EXERCISE DESCRIPTION:
Return all of the data exactly, with nothing left out but the pictures.

* BEGIN THE RECORDS *

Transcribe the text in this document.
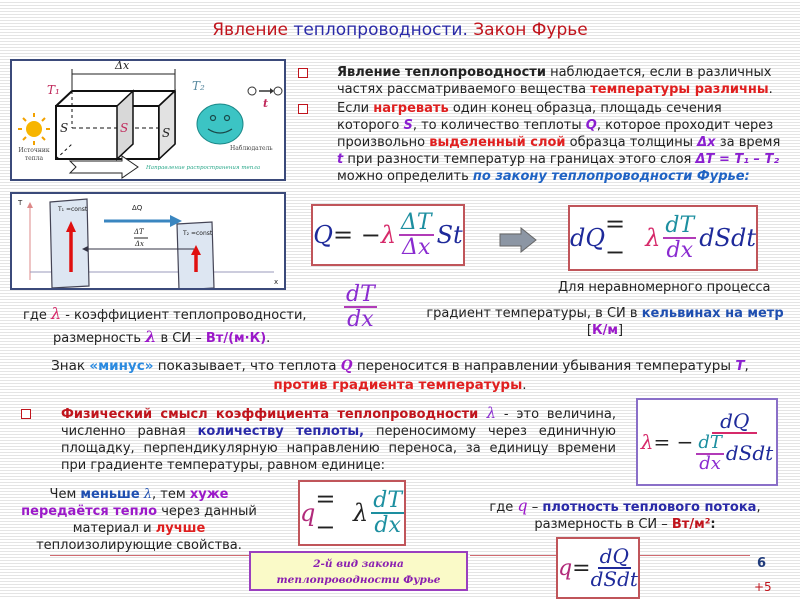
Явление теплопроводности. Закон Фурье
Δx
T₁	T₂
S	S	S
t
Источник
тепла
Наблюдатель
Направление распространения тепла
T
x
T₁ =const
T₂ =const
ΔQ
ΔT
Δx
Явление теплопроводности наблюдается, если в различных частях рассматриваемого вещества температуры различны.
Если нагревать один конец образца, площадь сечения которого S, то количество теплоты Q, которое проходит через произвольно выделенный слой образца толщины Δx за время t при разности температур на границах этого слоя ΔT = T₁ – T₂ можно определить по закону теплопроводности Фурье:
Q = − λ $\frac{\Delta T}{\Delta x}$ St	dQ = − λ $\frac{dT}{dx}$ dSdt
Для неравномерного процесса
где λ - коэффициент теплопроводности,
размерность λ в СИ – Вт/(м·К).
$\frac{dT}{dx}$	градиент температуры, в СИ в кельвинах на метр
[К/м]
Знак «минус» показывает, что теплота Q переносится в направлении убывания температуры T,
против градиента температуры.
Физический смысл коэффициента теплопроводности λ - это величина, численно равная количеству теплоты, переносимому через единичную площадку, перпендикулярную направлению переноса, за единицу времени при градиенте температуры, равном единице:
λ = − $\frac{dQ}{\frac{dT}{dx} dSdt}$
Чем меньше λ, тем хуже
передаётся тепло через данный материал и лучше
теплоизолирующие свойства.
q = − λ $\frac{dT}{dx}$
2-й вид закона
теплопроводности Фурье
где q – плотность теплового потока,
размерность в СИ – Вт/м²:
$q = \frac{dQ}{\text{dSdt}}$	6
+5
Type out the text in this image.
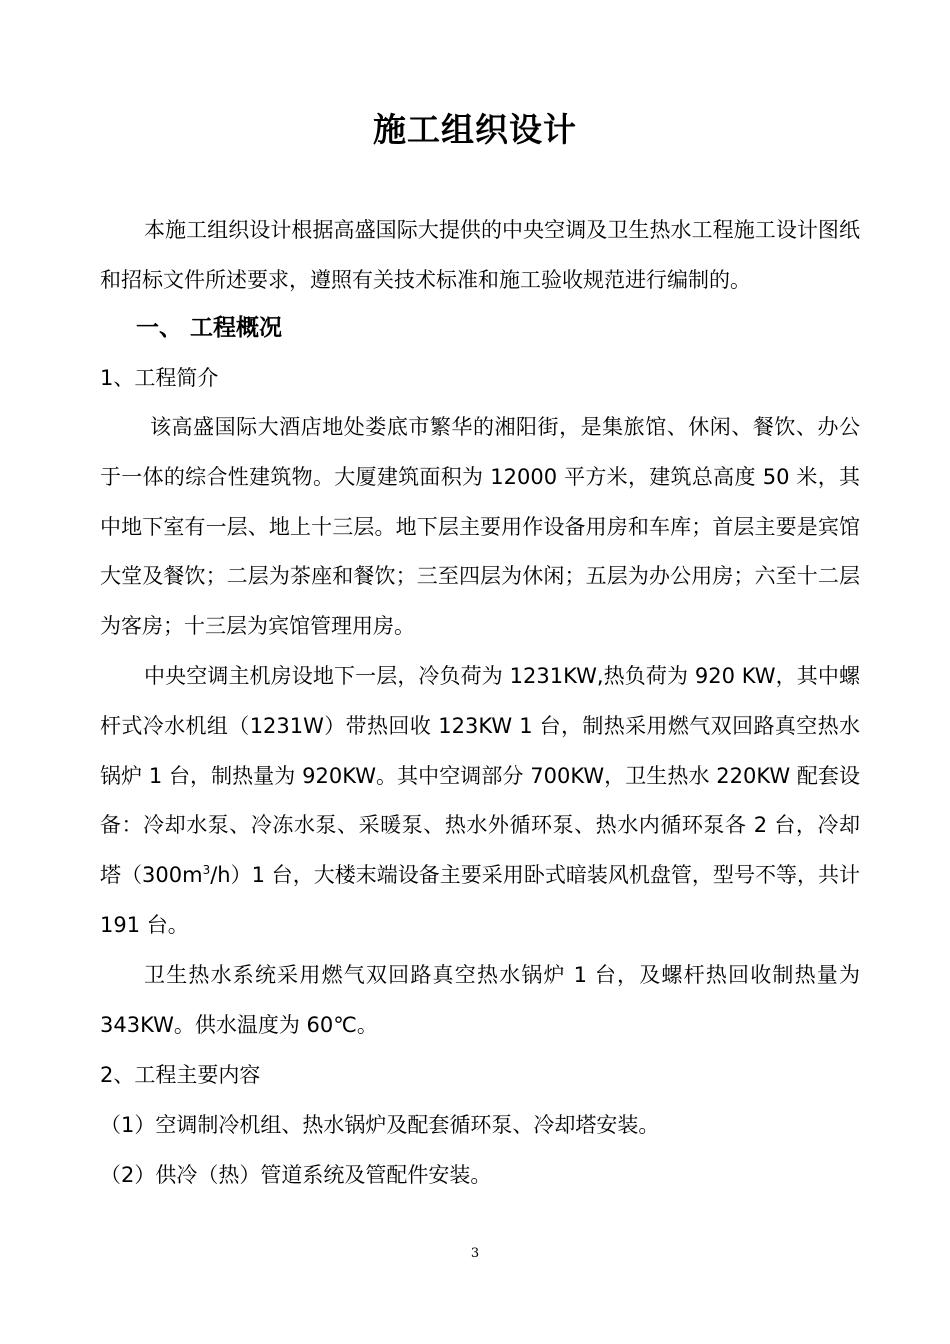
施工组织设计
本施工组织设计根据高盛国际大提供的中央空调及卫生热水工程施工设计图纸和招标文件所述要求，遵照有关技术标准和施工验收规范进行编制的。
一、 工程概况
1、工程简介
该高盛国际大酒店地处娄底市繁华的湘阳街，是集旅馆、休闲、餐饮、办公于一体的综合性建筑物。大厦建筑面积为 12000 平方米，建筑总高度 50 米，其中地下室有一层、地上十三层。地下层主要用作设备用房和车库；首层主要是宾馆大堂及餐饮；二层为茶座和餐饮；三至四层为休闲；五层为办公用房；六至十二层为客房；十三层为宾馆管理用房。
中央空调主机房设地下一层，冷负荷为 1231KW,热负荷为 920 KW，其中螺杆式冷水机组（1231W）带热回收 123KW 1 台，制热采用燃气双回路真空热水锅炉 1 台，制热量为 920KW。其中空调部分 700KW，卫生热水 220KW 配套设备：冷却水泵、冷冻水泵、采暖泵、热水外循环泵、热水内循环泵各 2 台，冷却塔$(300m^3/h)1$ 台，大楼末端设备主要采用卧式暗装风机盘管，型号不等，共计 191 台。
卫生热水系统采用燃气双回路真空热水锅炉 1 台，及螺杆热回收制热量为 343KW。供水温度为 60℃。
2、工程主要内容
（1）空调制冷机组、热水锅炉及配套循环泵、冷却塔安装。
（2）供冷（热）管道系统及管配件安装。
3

* END THE RECORDS *

THE RESULT:
Transcribe the text in this document.
Явление теплопроводности. Закон Фурье
Δx
T₁	T₂
S	S	S
t
Источник
тепла
Наблюдатель
Направление распространения тепла
T
x
T₁ =const
T₂ =const
ΔQ
ΔT
Δx
Явление теплопроводности наблюдается, если в различных частях рассматриваемого вещества температуры различны.
Если нагревать один конец образца, площадь сечения которого S, то количество теплоты Q, которое проходит через произвольно выделенный слой образца толщины Δx за время t при разности температур на границах этого слоя ΔT = T₁ – T₂ можно определить по закону теплопроводности Фурье:
Q = − λ $\frac{\Delta T}{\Delta x}$ St	dQ = − λ $\frac{dT}{dx}$ dSdt
Для неравномерного процесса
где λ - коэффициент теплопроводности,
размерность λ в СИ – Вт/(м·К).
$\frac{dT}{dx}$	градиент температуры, в СИ в кельвинах на метр
[К/м]
Знак «минус» показывает, что теплота Q переносится в направлении убывания температуры T,
против градиента температуры.
Физический смысл коэффициента теплопроводности λ - это величина, численно равная количеству теплоты, переносимому через единичную площадку, перпендикулярную направлению переноса, за единицу времени при градиенте температуры, равном единице:
λ = − $\frac{dQ}{\frac{dT}{dx} dSdt}$
Чем меньше λ, тем хуже
передаётся тепло через данный материал и лучше
теплоизолирующие свойства.
q = − λ $\frac{dT}{dx}$
2-й вид закона
теплопроводности Фурье
где q – плотность теплового потока,
размерность в СИ – Вт/м²:
$q = \frac{dQ}{\text{dSdt}}$	6
+5
Type out the text in this image.
施工组织设计
本施工组织设计根据高盛国际大提供的中央空调及卫生热水工程施工设计图纸和招标文件所述要求，遵照有关技术标准和施工验收规范进行编制的。
一、 工程概况
1、工程简介
该高盛国际大酒店地处娄底市繁华的湘阳街，是集旅馆、休闲、餐饮、办公于一体的综合性建筑物。大厦建筑面积为 12000 平方米，建筑总高度 50 米，其中地下室有一层、地上十三层。地下层主要用作设备用房和车库；首层主要是宾馆大堂及餐饮；二层为茶座和餐饮；三至四层为休闲；五层为办公用房；六至十二层为客房；十三层为宾馆管理用房。
中央空调主机房设地下一层，冷负荷为 1231KW,热负荷为 920 KW，其中螺杆式冷水机组（1231W）带热回收 123KW 1 台，制热采用燃气双回路真空热水锅炉 1 台，制热量为 920KW。其中空调部分 700KW，卫生热水 220KW 配套设备：冷却水泵、冷冻水泵、采暖泵、热水外循环泵、热水内循环泵各 2 台，冷却塔$(300m^3/h)1$ 台，大楼末端设备主要采用卧式暗装风机盘管，型号不等，共计 191 台。
卫生热水系统采用燃气双回路真空热水锅炉 1 台，及螺杆热回收制热量为 343KW。供水温度为 60℃。
2、工程主要内容
（1）空调制冷机组、热水锅炉及配套循环泵、冷却塔安装。
（2）供冷（热）管道系统及管配件安装。
3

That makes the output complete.